**What needs to be done**
Retype each line of the material exactly, please, skipping any picture in it.

**The data**
>>>>

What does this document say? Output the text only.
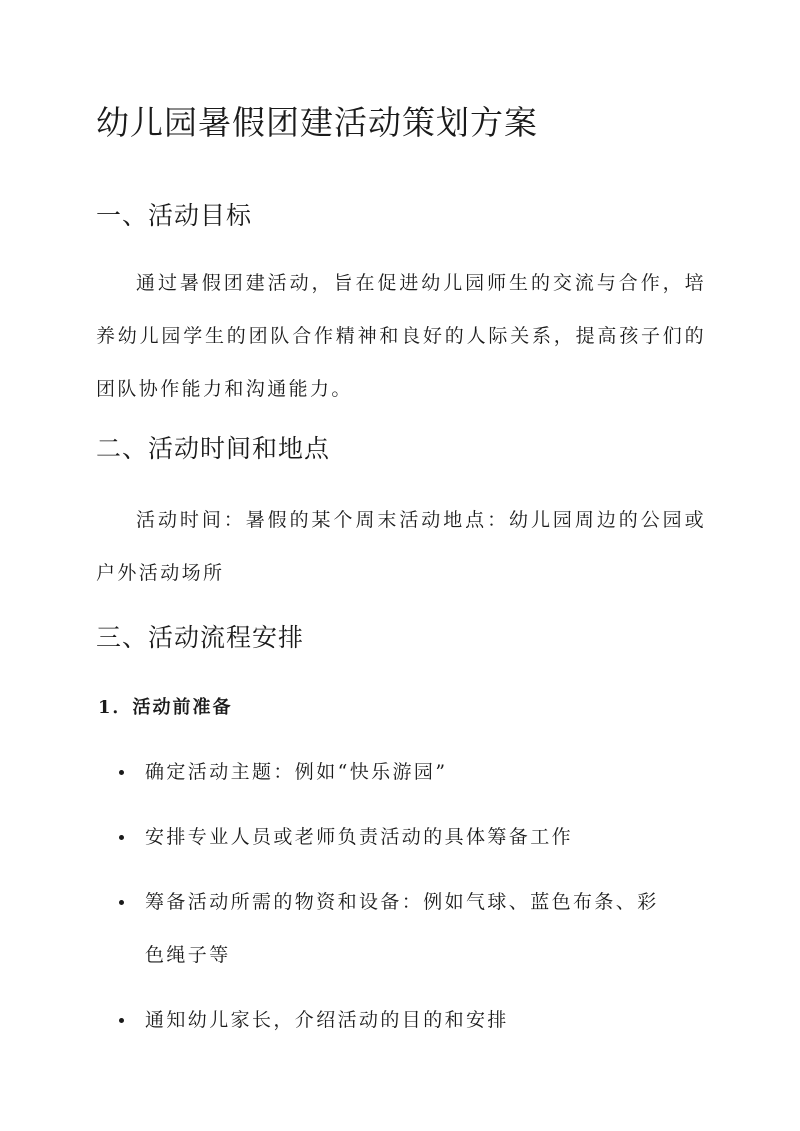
幼儿园暑假团建活动策划方案
一、活动目标

通过暑假团建活动，旨在促进幼儿园师生的交流与合作，培养幼儿园学生的团队合作精神和良好的人际关系，提高孩子们的团队协作能力和沟通能力。

二、活动时间和地点

活动时间：暑假的某个周末活动地点：幼儿园周边的公园或户外活动场所

三、活动流程安排
1．活动前准备
确定活动主题：例如“快乐游园”
安排专业人员或老师负责活动的具体筹备工作
筹备活动所需的物资和设备：例如气球、蓝色布条、彩色绳子等
通知幼儿家长，介绍活动的目的和安排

<<<<

**Solution for this problem**
What does this document say? Output the text only.
幼儿园暑假团建活动策划方案
一、活动目标

通过暑假团建活动，旨在促进幼儿园师生的交流与合作，培养幼儿园学生的团队合作精神和良好的人际关系，提高孩子们的团队协作能力和沟通能力。

二、活动时间和地点

活动时间：暑假的某个周末活动地点：幼儿园周边的公园或户外活动场所

三、活动流程安排
1．活动前准备
确定活动主题：例如“快乐游园”
安排专业人员或老师负责活动的具体筹备工作
筹备活动所需的物资和设备：例如气球、蓝色布条、彩色绳子等
通知幼儿家长，介绍活动的目的和安排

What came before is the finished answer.